For each line below, check for "durch"; give only the total of lines where it occurs.
___ Dataset excerpts ___
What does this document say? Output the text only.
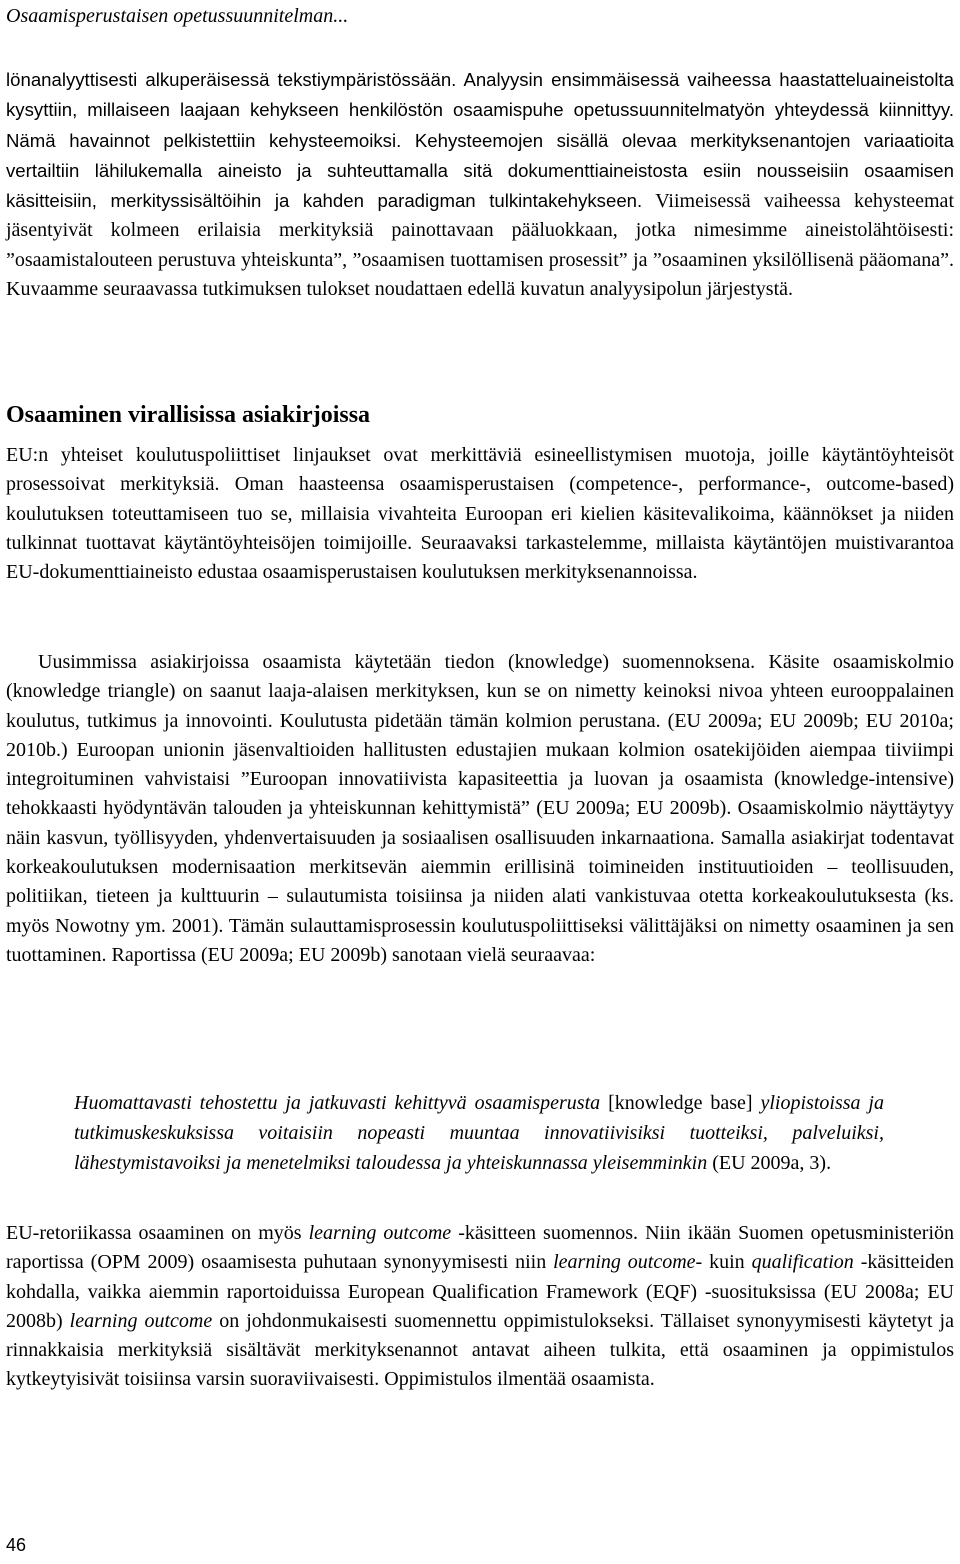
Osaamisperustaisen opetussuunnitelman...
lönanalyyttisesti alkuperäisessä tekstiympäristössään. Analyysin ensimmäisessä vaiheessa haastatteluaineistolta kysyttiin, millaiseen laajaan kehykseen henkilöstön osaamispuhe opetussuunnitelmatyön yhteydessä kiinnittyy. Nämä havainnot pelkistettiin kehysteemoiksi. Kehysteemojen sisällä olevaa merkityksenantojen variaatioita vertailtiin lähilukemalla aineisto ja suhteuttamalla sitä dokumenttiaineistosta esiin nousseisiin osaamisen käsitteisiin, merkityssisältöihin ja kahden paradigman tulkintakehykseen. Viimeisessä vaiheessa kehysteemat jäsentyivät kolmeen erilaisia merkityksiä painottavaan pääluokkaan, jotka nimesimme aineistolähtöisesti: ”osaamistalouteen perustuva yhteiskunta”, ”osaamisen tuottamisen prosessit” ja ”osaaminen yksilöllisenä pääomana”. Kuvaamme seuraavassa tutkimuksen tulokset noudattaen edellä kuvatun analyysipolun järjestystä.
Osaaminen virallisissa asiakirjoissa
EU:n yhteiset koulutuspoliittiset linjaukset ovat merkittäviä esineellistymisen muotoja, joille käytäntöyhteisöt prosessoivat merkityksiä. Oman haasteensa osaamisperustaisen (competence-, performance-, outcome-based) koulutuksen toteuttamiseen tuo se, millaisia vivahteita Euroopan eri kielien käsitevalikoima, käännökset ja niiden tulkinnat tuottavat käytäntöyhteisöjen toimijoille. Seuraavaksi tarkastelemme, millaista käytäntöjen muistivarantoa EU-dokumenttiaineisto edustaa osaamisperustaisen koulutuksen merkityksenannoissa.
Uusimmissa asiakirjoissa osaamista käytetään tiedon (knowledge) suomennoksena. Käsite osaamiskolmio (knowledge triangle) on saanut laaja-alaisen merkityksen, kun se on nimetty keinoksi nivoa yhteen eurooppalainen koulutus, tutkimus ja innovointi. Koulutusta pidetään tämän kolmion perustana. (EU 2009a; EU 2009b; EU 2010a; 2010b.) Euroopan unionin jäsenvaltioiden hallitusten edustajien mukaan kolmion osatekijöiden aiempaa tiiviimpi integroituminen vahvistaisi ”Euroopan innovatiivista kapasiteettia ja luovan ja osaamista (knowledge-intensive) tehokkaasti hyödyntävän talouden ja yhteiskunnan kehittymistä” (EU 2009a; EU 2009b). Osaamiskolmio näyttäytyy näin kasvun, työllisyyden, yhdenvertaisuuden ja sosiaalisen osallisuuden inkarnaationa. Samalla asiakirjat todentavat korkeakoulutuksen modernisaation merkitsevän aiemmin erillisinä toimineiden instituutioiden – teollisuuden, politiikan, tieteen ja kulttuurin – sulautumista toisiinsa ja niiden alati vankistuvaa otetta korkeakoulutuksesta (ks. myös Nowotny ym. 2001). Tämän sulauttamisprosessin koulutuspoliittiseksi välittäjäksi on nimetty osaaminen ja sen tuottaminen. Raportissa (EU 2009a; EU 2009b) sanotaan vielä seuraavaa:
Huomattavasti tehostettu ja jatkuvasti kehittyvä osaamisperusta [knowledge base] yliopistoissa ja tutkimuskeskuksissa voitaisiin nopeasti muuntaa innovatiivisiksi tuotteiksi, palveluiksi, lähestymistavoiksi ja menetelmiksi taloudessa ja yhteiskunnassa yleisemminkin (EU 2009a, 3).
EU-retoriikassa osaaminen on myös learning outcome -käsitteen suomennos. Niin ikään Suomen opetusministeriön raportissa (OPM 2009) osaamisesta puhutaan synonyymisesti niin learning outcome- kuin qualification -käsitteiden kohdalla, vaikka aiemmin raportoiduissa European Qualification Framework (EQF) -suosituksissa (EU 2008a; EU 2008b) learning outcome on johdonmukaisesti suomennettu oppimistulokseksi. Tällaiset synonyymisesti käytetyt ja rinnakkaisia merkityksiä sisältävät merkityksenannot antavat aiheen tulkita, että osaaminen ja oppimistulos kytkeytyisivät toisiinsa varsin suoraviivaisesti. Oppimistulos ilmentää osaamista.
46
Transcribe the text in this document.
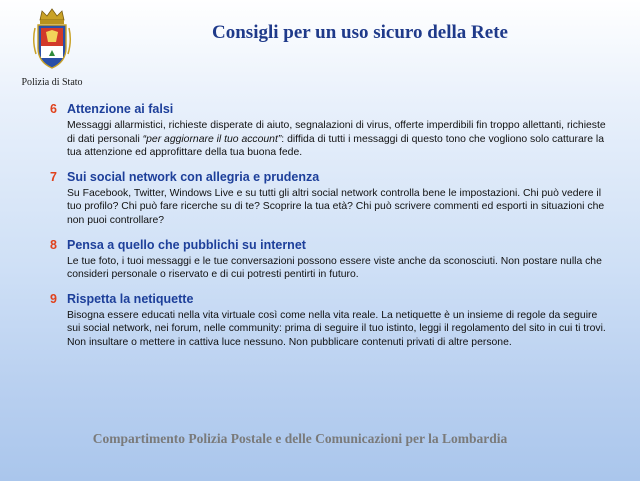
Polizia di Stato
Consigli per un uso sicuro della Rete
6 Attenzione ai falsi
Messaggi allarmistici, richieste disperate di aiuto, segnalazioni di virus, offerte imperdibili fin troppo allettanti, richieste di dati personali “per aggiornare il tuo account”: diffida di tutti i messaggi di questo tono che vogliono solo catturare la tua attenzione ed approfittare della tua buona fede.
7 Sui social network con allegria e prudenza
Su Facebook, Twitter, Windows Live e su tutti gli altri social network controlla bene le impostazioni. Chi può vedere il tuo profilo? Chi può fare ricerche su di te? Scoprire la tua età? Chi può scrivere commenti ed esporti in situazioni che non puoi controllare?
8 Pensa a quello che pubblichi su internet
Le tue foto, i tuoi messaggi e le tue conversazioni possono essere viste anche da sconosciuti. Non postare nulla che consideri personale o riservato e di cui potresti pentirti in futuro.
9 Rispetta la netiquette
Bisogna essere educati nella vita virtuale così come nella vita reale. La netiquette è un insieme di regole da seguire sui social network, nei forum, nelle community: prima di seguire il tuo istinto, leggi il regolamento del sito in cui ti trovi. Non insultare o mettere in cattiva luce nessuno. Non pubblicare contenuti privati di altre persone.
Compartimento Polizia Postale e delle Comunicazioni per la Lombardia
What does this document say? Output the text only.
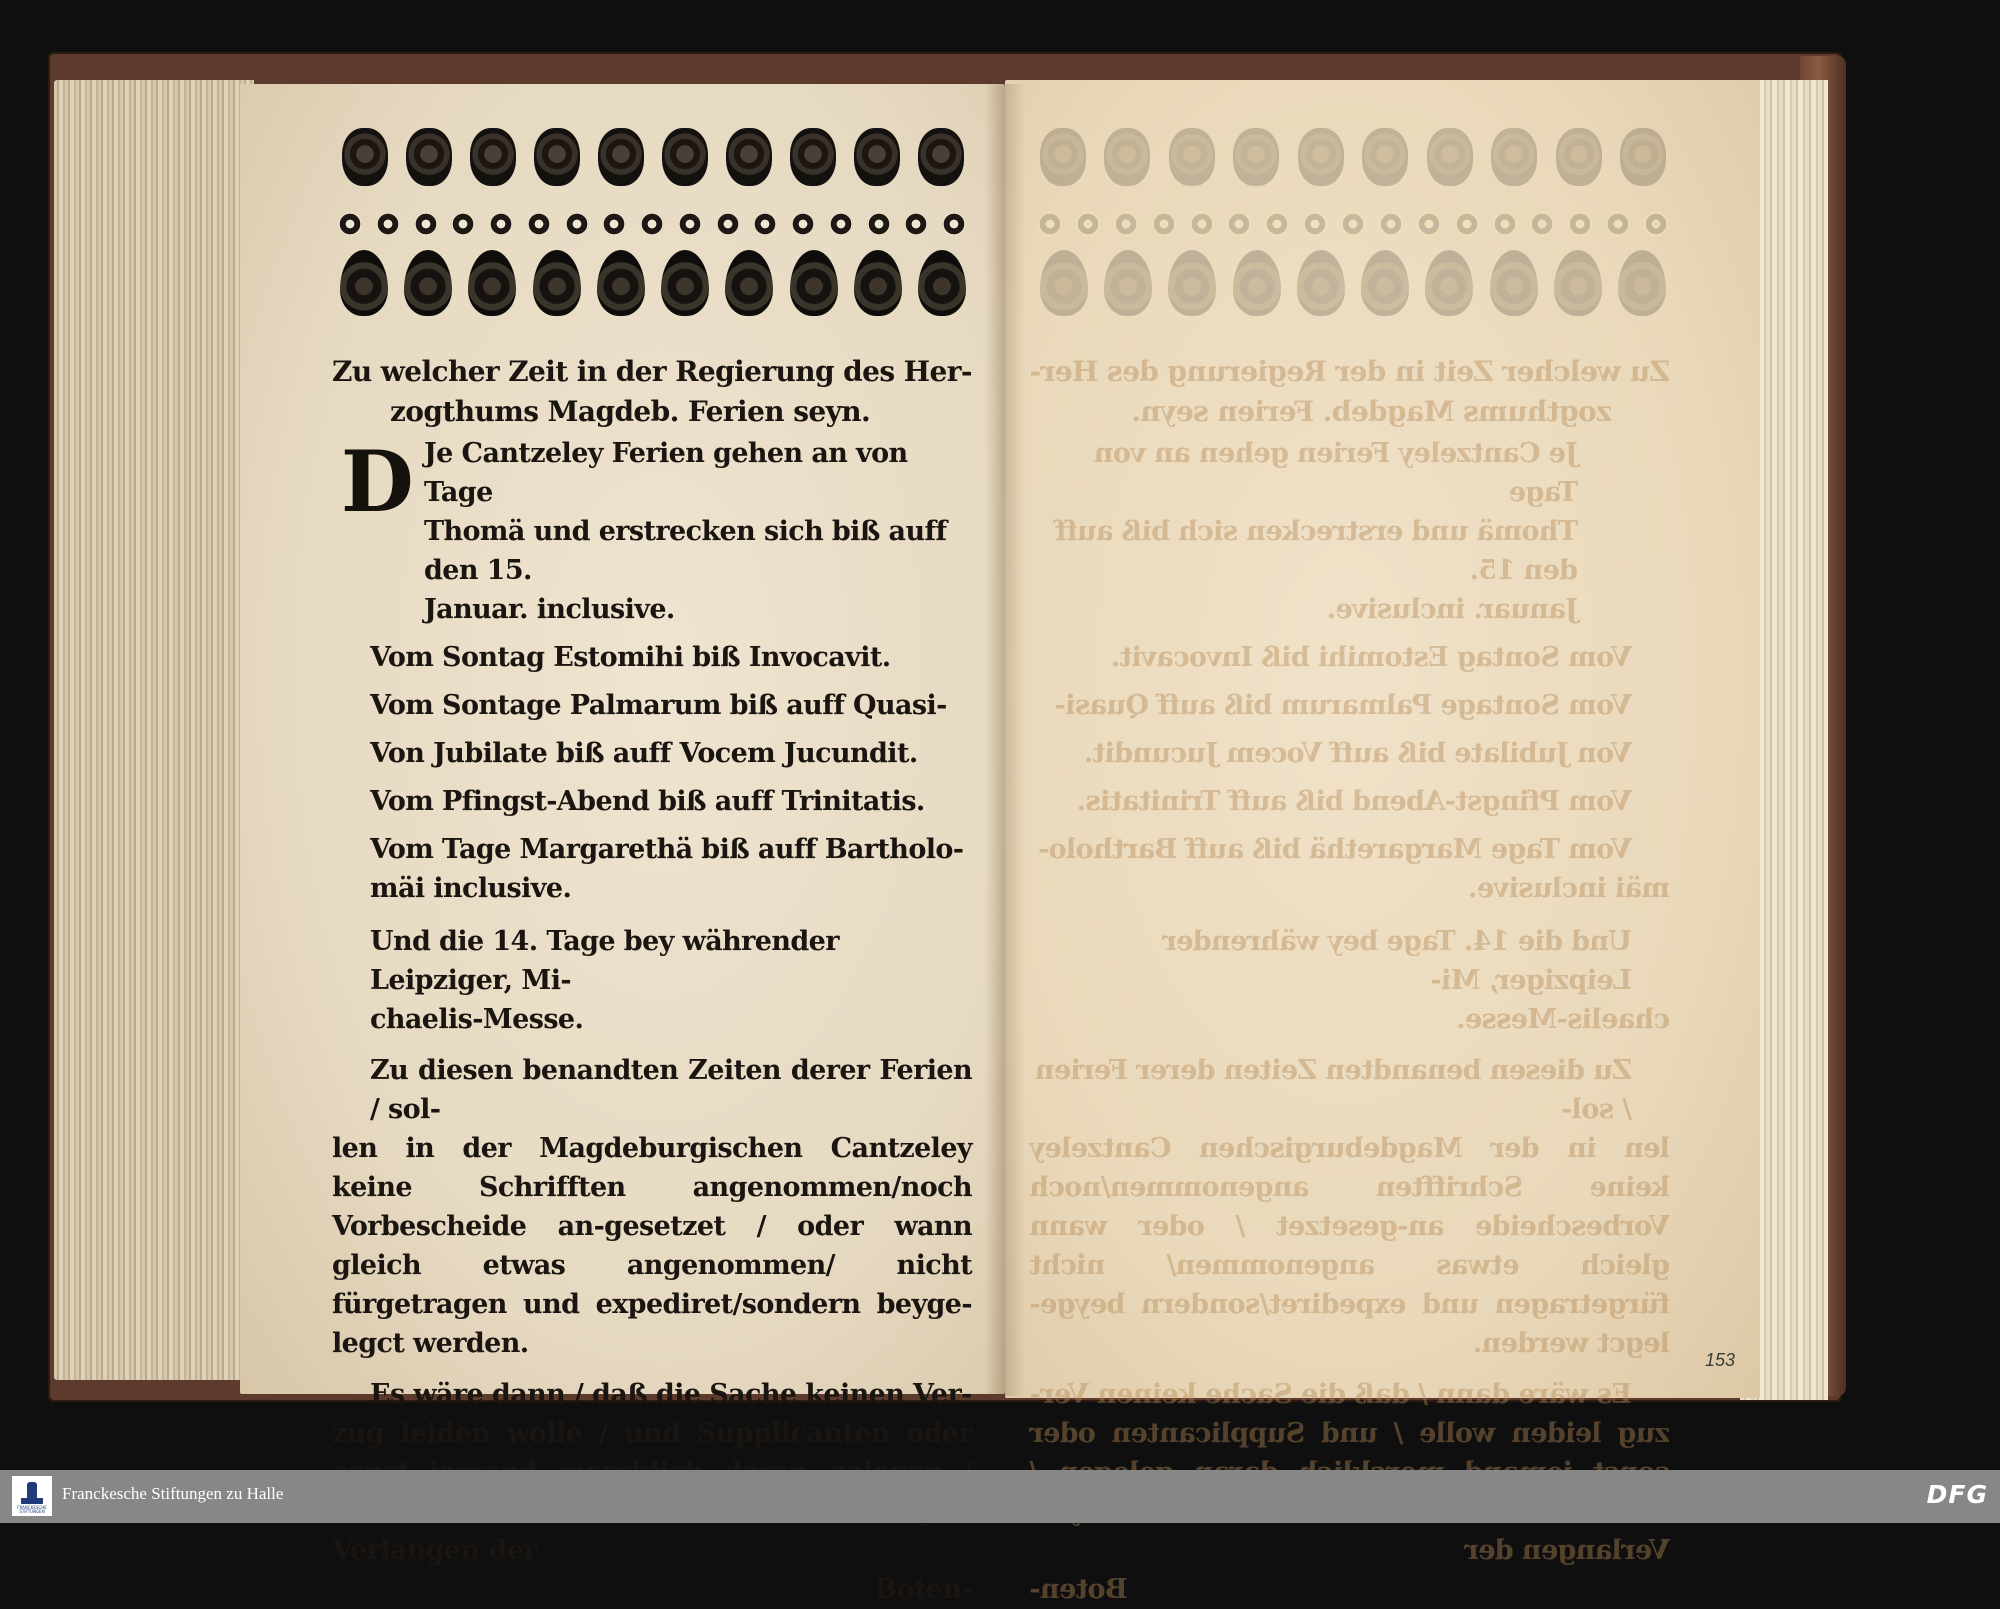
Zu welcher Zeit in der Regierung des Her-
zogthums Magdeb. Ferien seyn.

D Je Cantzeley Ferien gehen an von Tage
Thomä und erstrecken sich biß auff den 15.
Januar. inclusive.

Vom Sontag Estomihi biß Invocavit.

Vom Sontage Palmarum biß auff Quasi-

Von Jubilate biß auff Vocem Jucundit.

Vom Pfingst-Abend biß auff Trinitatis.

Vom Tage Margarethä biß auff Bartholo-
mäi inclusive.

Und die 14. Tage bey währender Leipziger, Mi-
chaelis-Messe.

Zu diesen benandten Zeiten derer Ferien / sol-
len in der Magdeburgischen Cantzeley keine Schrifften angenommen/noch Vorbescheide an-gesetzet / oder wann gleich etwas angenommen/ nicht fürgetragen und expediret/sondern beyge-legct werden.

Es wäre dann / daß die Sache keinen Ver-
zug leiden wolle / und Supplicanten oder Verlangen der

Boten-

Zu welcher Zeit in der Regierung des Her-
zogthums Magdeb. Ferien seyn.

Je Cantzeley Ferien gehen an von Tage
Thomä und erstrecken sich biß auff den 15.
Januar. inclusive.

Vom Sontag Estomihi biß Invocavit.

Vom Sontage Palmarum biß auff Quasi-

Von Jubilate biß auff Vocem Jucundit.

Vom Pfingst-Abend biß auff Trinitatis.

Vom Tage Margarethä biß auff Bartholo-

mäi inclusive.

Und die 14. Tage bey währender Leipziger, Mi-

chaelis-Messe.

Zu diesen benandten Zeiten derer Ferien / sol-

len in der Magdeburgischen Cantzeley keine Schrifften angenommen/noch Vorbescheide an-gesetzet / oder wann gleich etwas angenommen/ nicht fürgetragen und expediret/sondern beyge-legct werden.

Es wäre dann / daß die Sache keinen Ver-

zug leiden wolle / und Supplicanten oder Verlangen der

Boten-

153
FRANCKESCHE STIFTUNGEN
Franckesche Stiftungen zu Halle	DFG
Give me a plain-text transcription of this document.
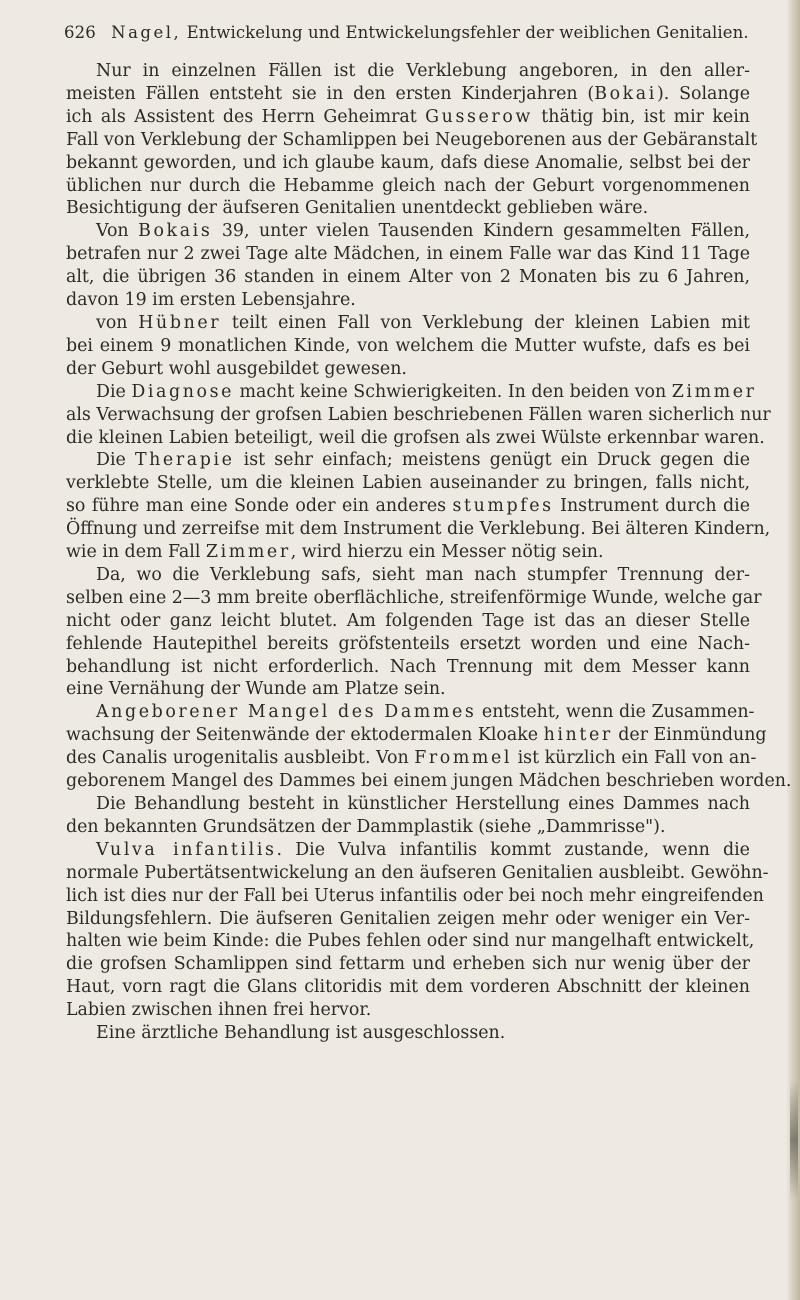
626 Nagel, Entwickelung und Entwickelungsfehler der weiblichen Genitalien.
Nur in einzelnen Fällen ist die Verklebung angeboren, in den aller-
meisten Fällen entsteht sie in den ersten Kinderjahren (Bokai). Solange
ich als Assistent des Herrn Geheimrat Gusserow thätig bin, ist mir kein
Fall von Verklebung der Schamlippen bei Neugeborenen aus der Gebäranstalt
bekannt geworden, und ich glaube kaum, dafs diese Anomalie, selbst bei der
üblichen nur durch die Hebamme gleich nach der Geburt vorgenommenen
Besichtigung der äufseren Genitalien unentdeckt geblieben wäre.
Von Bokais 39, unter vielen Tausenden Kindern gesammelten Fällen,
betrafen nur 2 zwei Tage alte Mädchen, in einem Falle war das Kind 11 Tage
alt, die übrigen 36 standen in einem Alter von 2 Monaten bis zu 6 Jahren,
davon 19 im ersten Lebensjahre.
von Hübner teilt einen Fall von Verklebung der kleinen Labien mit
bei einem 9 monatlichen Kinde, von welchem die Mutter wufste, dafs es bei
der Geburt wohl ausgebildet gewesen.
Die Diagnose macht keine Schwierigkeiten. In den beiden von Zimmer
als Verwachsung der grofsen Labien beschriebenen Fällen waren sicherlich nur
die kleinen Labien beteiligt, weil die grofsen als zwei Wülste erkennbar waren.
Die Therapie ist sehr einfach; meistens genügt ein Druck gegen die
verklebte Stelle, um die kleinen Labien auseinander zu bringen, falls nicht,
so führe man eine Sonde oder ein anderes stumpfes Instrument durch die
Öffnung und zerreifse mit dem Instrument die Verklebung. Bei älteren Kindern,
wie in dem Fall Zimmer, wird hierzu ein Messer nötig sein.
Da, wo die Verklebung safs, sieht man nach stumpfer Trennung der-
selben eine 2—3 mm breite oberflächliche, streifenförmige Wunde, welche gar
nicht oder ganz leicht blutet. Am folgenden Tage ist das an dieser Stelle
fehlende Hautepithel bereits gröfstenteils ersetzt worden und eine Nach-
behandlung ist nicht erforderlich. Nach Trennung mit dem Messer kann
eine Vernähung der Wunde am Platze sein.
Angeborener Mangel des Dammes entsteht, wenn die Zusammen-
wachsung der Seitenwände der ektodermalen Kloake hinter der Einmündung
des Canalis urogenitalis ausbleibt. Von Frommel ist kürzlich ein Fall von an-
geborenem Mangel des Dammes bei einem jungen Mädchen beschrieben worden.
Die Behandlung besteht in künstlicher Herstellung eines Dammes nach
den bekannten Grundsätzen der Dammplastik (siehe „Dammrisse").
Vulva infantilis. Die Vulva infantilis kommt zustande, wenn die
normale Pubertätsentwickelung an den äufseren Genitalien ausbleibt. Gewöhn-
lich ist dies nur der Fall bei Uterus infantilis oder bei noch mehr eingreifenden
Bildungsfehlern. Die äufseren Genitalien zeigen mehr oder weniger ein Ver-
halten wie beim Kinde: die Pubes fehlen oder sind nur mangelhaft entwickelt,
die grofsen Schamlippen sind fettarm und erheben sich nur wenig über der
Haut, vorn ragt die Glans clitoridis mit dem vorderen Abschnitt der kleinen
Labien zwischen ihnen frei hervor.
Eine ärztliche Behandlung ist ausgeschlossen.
___
• **Final answer**
2